What is needed:
Transcribe the material below exactly as it appears.

------------------------------------------------------------

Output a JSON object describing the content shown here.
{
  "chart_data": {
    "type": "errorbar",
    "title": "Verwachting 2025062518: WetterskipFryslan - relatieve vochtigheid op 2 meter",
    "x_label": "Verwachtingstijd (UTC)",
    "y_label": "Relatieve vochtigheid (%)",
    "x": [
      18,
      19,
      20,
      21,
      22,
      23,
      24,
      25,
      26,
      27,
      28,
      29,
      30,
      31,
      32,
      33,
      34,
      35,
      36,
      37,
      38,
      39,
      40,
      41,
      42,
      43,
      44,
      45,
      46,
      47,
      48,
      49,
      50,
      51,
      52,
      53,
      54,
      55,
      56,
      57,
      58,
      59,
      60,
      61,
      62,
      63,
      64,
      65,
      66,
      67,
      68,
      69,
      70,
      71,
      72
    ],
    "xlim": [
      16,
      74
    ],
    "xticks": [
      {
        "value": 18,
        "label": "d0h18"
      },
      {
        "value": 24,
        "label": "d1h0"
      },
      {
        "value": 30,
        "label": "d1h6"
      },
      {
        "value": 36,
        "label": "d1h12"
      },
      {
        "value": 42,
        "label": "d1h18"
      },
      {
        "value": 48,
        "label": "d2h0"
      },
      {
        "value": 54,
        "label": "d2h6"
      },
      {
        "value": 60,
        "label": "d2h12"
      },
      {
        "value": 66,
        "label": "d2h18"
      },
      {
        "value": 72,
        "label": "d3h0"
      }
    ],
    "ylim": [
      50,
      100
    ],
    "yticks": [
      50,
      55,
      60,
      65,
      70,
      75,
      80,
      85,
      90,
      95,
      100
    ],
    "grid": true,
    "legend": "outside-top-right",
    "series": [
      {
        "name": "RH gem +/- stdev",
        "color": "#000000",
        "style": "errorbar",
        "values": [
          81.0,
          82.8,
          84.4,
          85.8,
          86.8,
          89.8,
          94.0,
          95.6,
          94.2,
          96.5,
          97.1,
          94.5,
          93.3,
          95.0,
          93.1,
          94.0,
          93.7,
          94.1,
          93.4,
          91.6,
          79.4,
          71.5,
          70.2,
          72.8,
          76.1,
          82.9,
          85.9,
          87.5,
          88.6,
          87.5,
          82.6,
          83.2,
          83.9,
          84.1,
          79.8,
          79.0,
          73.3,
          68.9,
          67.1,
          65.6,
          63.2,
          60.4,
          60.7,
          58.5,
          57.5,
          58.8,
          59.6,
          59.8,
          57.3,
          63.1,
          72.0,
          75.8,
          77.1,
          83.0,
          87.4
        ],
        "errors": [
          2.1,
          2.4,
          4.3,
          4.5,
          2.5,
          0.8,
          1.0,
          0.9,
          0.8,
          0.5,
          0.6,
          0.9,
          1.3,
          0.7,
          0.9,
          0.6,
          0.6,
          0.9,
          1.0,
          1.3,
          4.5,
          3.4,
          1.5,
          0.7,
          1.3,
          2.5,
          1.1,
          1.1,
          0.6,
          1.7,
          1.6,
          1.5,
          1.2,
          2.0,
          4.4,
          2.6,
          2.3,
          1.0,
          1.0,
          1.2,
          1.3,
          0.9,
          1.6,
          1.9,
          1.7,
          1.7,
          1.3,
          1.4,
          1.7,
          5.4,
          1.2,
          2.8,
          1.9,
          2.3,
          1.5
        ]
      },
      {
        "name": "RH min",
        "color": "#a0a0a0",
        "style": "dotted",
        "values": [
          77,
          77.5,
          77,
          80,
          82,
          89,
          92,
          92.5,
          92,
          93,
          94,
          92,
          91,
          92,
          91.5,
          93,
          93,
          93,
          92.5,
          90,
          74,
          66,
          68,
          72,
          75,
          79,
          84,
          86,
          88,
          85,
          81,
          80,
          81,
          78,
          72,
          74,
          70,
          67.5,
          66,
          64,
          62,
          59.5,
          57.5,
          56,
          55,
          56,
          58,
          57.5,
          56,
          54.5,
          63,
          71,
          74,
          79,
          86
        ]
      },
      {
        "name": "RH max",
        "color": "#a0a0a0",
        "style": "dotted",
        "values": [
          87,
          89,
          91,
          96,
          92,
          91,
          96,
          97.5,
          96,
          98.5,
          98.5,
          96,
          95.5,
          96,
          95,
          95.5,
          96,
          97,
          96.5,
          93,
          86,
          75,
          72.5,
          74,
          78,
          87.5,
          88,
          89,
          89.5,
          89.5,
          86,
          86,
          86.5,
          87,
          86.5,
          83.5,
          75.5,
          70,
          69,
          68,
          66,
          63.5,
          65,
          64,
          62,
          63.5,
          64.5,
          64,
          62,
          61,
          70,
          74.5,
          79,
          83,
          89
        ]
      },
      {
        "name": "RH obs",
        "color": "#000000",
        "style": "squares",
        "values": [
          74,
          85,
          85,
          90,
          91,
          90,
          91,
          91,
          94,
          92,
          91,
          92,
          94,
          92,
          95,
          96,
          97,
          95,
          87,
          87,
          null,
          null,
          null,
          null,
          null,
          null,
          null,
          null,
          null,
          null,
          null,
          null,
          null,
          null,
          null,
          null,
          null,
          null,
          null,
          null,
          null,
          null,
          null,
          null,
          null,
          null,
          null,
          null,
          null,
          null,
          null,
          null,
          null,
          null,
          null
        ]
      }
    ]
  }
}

------------------------------------------------------------

Reply:
Output a JSON object describing the content shown here.
{
  "chart_data": {
    "type": "errorbar",
    "title": "Verwachting 2025062518: WetterskipFryslan - relatieve vochtigheid op 2 meter",
    "x_label": "Verwachtingstijd (UTC)",
    "y_label": "Relatieve vochtigheid (%)",
    "x": [
      18,
      19,
      20,
      21,
      22,
      23,
      24,
      25,
      26,
      27,
      28,
      29,
      30,
      31,
      32,
      33,
      34,
      35,
      36,
      37,
      38,
      39,
      40,
      41,
      42,
      43,
      44,
      45,
      46,
      47,
      48,
      49,
      50,
      51,
      52,
      53,
      54,
      55,
      56,
      57,
      58,
      59,
      60,
      61,
      62,
      63,
      64,
      65,
      66,
      67,
      68,
      69,
      70,
      71,
      72
    ],
    "xlim": [
      16,
      74
    ],
    "xticks": [
      {
        "value": 18,
        "label": "d0h18"
      },
      {
        "value": 24,
        "label": "d1h0"
      },
      {
        "value": 30,
        "label": "d1h6"
      },
      {
        "value": 36,
        "label": "d1h12"
      },
      {
        "value": 42,
        "label": "d1h18"
      },
      {
        "value": 48,
        "label": "d2h0"
      },
      {
        "value": 54,
        "label": "d2h6"
      },
      {
        "value": 60,
        "label": "d2h12"
      },
      {
        "value": 66,
        "label": "d2h18"
      },
      {
        "value": 72,
        "label": "d3h0"
      }
    ],
    "ylim": [
      50,
      100
    ],
    "yticks": [
      50,
      55,
      60,
      65,
      70,
      75,
      80,
      85,
      90,
      95,
      100
    ],
    "grid": true,
    "legend": "outside-top-right",
    "series": [
      {
        "name": "RH gem +/- stdev",
        "color": "#000000",
        "style": "errorbar",
        "values": [
          81.0,
          82.8,
          84.4,
          85.8,
          86.8,
          89.8,
          94.0,
          95.6,
          94.2,
          96.5,
          97.1,
          94.5,
          93.3,
          95.0,
          93.1,
          94.0,
          93.7,
          94.1,
          93.4,
          91.6,
          79.4,
          71.5,
          70.2,
          72.8,
          76.1,
          82.9,
          85.9,
          87.5,
          88.6,
          87.5,
          82.6,
          83.2,
          83.9,
          84.1,
          79.8,
          79.0,
          73.3,
          68.9,
          67.1,
          65.6,
          63.2,
          60.4,
          60.7,
          58.5,
          57.5,
          58.8,
          59.6,
          59.8,
          57.3,
          63.1,
          72.0,
          75.8,
          77.1,
          83.0,
          87.4
        ],
        "errors": [
          2.1,
          2.4,
          4.3,
          4.5,
          2.5,
          0.8,
          1.0,
          0.9,
          0.8,
          0.5,
          0.6,
          0.9,
          1.3,
          0.7,
          0.9,
          0.6,
          0.6,
          0.9,
          1.0,
          1.3,
          4.5,
          3.4,
          1.5,
          0.7,
          1.3,
          2.5,
          1.1,
          1.1,
          0.6,
          1.7,
          1.6,
          1.5,
          1.2,
          2.0,
          4.4,
          2.6,
          2.3,
          1.0,
          1.0,
          1.2,
          1.3,
          0.9,
          1.6,
          1.9,
          1.7,
          1.7,
          1.3,
          1.4,
          1.7,
          5.4,
          1.2,
          2.8,
          1.9,
          2.3,
          1.5
        ]
      },
      {
        "name": "RH min",
        "color": "#a0a0a0",
        "style": "dotted",
        "values": [
          77,
          77.5,
          77,
          80,
          82,
          89,
          92,
          92.5,
          92,
          93,
          94,
          92,
          91,
          92,
          91.5,
          93,
          93,
          93,
          92.5,
          90,
          74,
          66,
          68,
          72,
          75,
          79,
          84,
          86,
          88,
          85,
          81,
          80,
          81,
          78,
          72,
          74,
          70,
          67.5,
          66,
          64,
          62,
          59.5,
          57.5,
          56,
          55,
          56,
          58,
          57.5,
          56,
          54.5,
          63,
          71,
          74,
          79,
          86
        ]
      },
      {
        "name": "RH max",
        "color": "#a0a0a0",
        "style": "dotted",
        "values": [
          87,
          89,
          91,
          96,
          92,
          91,
          96,
          97.5,
          96,
          98.5,
          98.5,
          96,
          95.5,
          96,
          95,
          95.5,
          96,
          97,
          96.5,
          93,
          86,
          75,
          72.5,
          74,
          78,
          87.5,
          88,
          89,
          89.5,
          89.5,
          86,
          86,
          86.5,
          87,
          86.5,
          83.5,
          75.5,
          70,
          69,
          68,
          66,
          63.5,
          65,
          64,
          62,
          63.5,
          64.5,
          64,
          62,
          61,
          70,
          74.5,
          79,
          83,
          89
        ]
      },
      {
        "name": "RH obs",
        "color": "#000000",
        "style": "squares",
        "values": [
          74,
          85,
          85,
          90,
          91,
          90,
          91,
          91,
          94,
          92,
          91,
          92,
          94,
          92,
          95,
          96,
          97,
          95,
          87,
          87,
          null,
          null,
          null,
          null,
          null,
          null,
          null,
          null,
          null,
          null,
          null,
          null,
          null,
          null,
          null,
          null,
          null,
          null,
          null,
          null,
          null,
          null,
          null,
          null,
          null,
          null,
          null,
          null,
          null,
          null,
          null,
          null,
          null,
          null,
          null
        ]
      }
    ]
  }
}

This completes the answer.